[What to produce] Omit any picture, and return the remaining data exactly as written.

═══ Given data ═══

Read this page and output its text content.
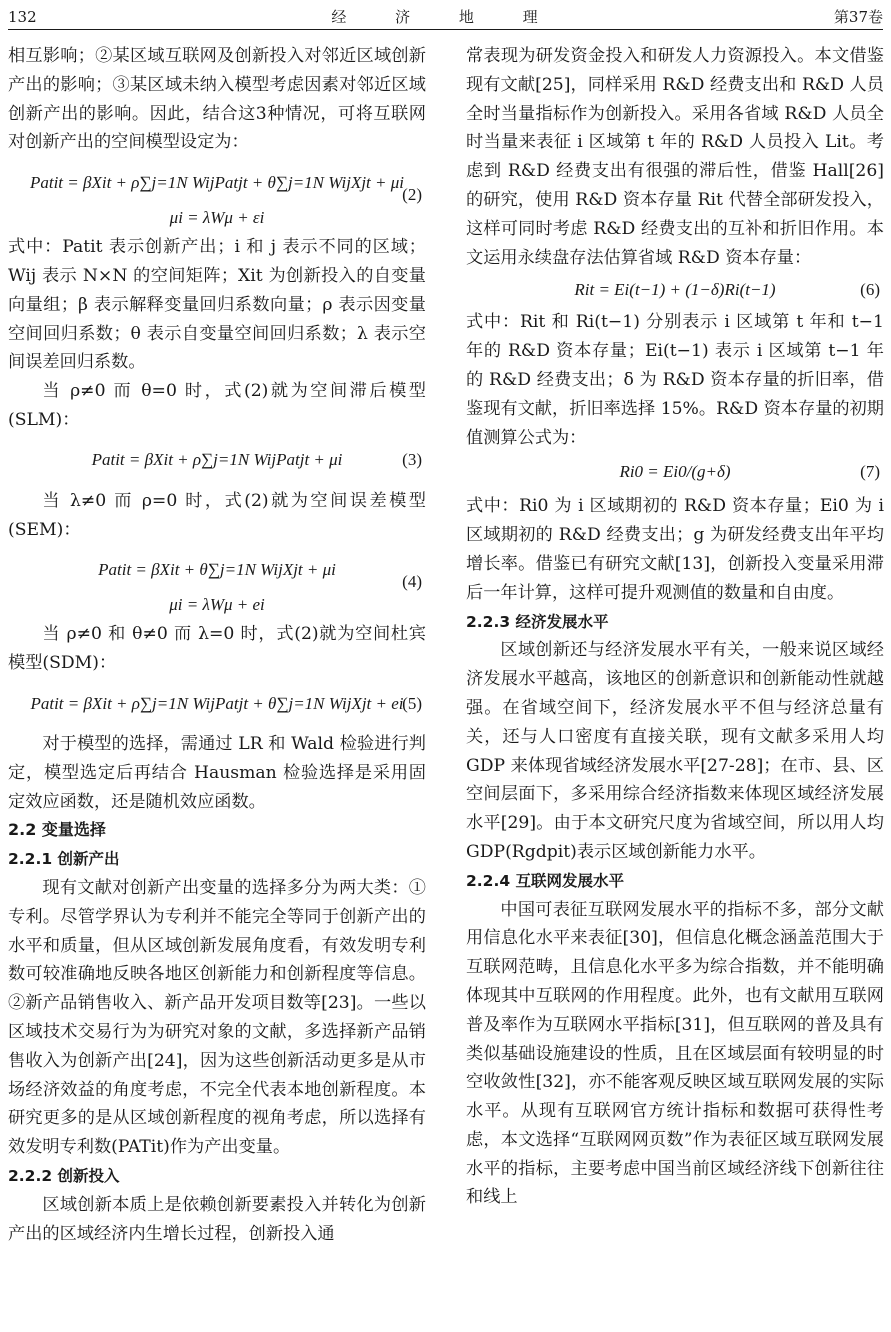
132	经 济 地 理	第37卷

相互影响；②某区域互联网及创新投入对邻近区域创新产出的影响；③某区域未纳入模型考虑因素对邻近区域创新产出的影响。因此，结合这3种情况，可将互联网对创新产出的空间模型设定为：

Patit = βXit + ρ∑j=1N WijPatjt + θ∑j=1N WijXjt + μi
μi = λWμ + εi
(2)

式中：Patit 表示创新产出；i 和 j 表示不同的区域；Wij 表示 N×N 的空间矩阵；Xit 为创新投入的自变量向量组；β 表示解释变量回归系数向量；ρ 表示因变量空间回归系数；θ 表示自变量空间回归系数；λ 表示空间误差回归系数。

当 ρ≠0 而 θ=0 时，式(2)就为空间滞后模型(SLM)：

Patit = βXit + ρ∑j=1N WijPatjt + μi	(3)

当 λ≠0 而 ρ=0 时，式(2)就为空间误差模型(SEM)：

Patit = βXit + θ∑j=1N WijXjt + μi
μi = λWμ + ei
(4)

当 ρ≠0 和 θ≠0 而 λ=0 时，式(2)就为空间杜宾模型(SDM)：

Patit = βXit + ρ∑j=1N WijPatjt + θ∑j=1N WijXjt + ei
(5)

对于模型的选择，需通过 LR 和 Wald 检验进行判定，模型选定后再结合 Hausman 检验选择是采用固定效应函数，还是随机效应函数。

2.2 变量选择

2.2.1 创新产出

现有文献对创新产出变量的选择多分为两大类：①专利。尽管学界认为专利并不能完全等同于创新产出的水平和质量，但从区域创新发展角度看，有效发明专利数可较准确地反映各地区创新能力和创新程度等信息。②新产品销售收入、新产品开发项目数等[23]。一些以区域技术交易行为为研究对象的文献，多选择新产品销售收入为创新产出[24]，因为这些创新活动更多是从市场经济效益的角度考虑，不完全代表本地创新程度。本研究更多的是从区域创新程度的视角考虑，所以选择有效发明专利数(PATit)作为产出变量。

2.2.2 创新投入

区域创新本质上是依赖创新要素投入并转化为创新产出的区域经济内生增长过程，创新投入通

常表现为研发资金投入和研发人力资源投入。本文借鉴现有文献[25]，同样采用 R&D 经费支出和 R&D 人员全时当量指标作为创新投入。采用各省域 R&D 人员全时当量来表征 i 区域第 t 年的 R&D 人员投入 Lit。考虑到 R&D 经费支出有很强的滞后性，借鉴 Hall[26] 的研究，使用 R&D 资本存量 Rit 代替全部研发投入，这样可同时考虑 R&D 经费支出的互补和折旧作用。本文运用永续盘存法估算省域 R&D 资本存量：

Rit = Ei(t−1) + (1−δ)Ri(t−1)	(6)

式中：Rit 和 Ri(t−1) 分别表示 i 区域第 t 年和 t−1 年的 R&D 资本存量；Ei(t−1) 表示 i 区域第 t−1 年的 R&D 经费支出；δ 为 R&D 资本存量的折旧率，借鉴现有文献，折旧率选择 15%。R&D 资本存量的初期值测算公式为：

Ri0 = Ei0/(g+δ)	(7)

式中：Ri0 为 i 区域期初的 R&D 资本存量；Ei0 为 i 区域期初的 R&D 经费支出；g 为研发经费支出年平均增长率。借鉴已有研究文献[13]，创新投入变量采用滞后一年计算，这样可提升观测值的数量和自由度。

2.2.3 经济发展水平

区域创新还与经济发展水平有关，一般来说区域经济发展水平越高，该地区的创新意识和创新能动性就越强。在省域空间下，经济发展水平不但与经济总量有关，还与人口密度有直接关联，现有文献多采用人均 GDP 来体现省域经济发展水平[27-28]；在市、县、区空间层面下，多采用综合经济指数来体现区域经济发展水平[29]。由于本文研究尺度为省域空间，所以用人均 GDP(Rgdpit)表示区域创新能力水平。

2.2.4 互联网发展水平

中国可表征互联网发展水平的指标不多，部分文献用信息化水平来表征[30]，但信息化概念涵盖范围大于互联网范畴，且信息化水平多为综合指数，并不能明确体现其中互联网的作用程度。此外，也有文献用互联网普及率作为互联网水平指标[31]，但互联网的普及具有类似基础设施建设的性质，且在区域层面有较明显的时空收敛性[32]，亦不能客观反映区域互联网发展的实际水平。从现有互联网官方统计指标和数据可获得性考虑，本文选择“互联网网页数”作为表征区域互联网发展水平的指标，主要考虑中国当前区域经济线下创新往往和线上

═══

[Complete answer]
Read this page and output its text content.
132	经 济 地 理	第37卷

相互影响；②某区域互联网及创新投入对邻近区域创新产出的影响；③某区域未纳入模型考虑因素对邻近区域创新产出的影响。因此，结合这3种情况，可将互联网对创新产出的空间模型设定为：

Patit = βXit + ρ∑j=1N WijPatjt + θ∑j=1N WijXjt + μi
μi = λWμ + εi
(2)

式中：Patit 表示创新产出；i 和 j 表示不同的区域；Wij 表示 N×N 的空间矩阵；Xit 为创新投入的自变量向量组；β 表示解释变量回归系数向量；ρ 表示因变量空间回归系数；θ 表示自变量空间回归系数；λ 表示空间误差回归系数。

当 ρ≠0 而 θ=0 时，式(2)就为空间滞后模型(SLM)：

Patit = βXit + ρ∑j=1N WijPatjt + μi	(3)

当 λ≠0 而 ρ=0 时，式(2)就为空间误差模型(SEM)：

Patit = βXit + θ∑j=1N WijXjt + μi
μi = λWμ + ei
(4)

当 ρ≠0 和 θ≠0 而 λ=0 时，式(2)就为空间杜宾模型(SDM)：

Patit = βXit + ρ∑j=1N WijPatjt + θ∑j=1N WijXjt + ei
(5)

对于模型的选择，需通过 LR 和 Wald 检验进行判定，模型选定后再结合 Hausman 检验选择是采用固定效应函数，还是随机效应函数。

2.2 变量选择

2.2.1 创新产出

现有文献对创新产出变量的选择多分为两大类：①专利。尽管学界认为专利并不能完全等同于创新产出的水平和质量，但从区域创新发展角度看，有效发明专利数可较准确地反映各地区创新能力和创新程度等信息。②新产品销售收入、新产品开发项目数等[23]。一些以区域技术交易行为为研究对象的文献，多选择新产品销售收入为创新产出[24]，因为这些创新活动更多是从市场经济效益的角度考虑，不完全代表本地创新程度。本研究更多的是从区域创新程度的视角考虑，所以选择有效发明专利数(PATit)作为产出变量。

2.2.2 创新投入

区域创新本质上是依赖创新要素投入并转化为创新产出的区域经济内生增长过程，创新投入通

常表现为研发资金投入和研发人力资源投入。本文借鉴现有文献[25]，同样采用 R&D 经费支出和 R&D 人员全时当量指标作为创新投入。采用各省域 R&D 人员全时当量来表征 i 区域第 t 年的 R&D 人员投入 Lit。考虑到 R&D 经费支出有很强的滞后性，借鉴 Hall[26] 的研究，使用 R&D 资本存量 Rit 代替全部研发投入，这样可同时考虑 R&D 经费支出的互补和折旧作用。本文运用永续盘存法估算省域 R&D 资本存量：

Rit = Ei(t−1) + (1−δ)Ri(t−1)	(6)

式中：Rit 和 Ri(t−1) 分别表示 i 区域第 t 年和 t−1 年的 R&D 资本存量；Ei(t−1) 表示 i 区域第 t−1 年的 R&D 经费支出；δ 为 R&D 资本存量的折旧率，借鉴现有文献，折旧率选择 15%。R&D 资本存量的初期值测算公式为：

Ri0 = Ei0/(g+δ)	(7)

式中：Ri0 为 i 区域期初的 R&D 资本存量；Ei0 为 i 区域期初的 R&D 经费支出；g 为研发经费支出年平均增长率。借鉴已有研究文献[13]，创新投入变量采用滞后一年计算，这样可提升观测值的数量和自由度。

2.2.3 经济发展水平

区域创新还与经济发展水平有关，一般来说区域经济发展水平越高，该地区的创新意识和创新能动性就越强。在省域空间下，经济发展水平不但与经济总量有关，还与人口密度有直接关联，现有文献多采用人均 GDP 来体现省域经济发展水平[27-28]；在市、县、区空间层面下，多采用综合经济指数来体现区域经济发展水平[29]。由于本文研究尺度为省域空间，所以用人均 GDP(Rgdpit)表示区域创新能力水平。

2.2.4 互联网发展水平

中国可表征互联网发展水平的指标不多，部分文献用信息化水平来表征[30]，但信息化概念涵盖范围大于互联网范畴，且信息化水平多为综合指数，并不能明确体现其中互联网的作用程度。此外，也有文献用互联网普及率作为互联网水平指标[31]，但互联网的普及具有类似基础设施建设的性质，且在区域层面有较明显的时空收敛性[32]，亦不能客观反映区域互联网发展的实际水平。从现有互联网官方统计指标和数据可获得性考虑，本文选择“互联网网页数”作为表征区域互联网发展水平的指标，主要考虑中国当前区域经济线下创新往往和线上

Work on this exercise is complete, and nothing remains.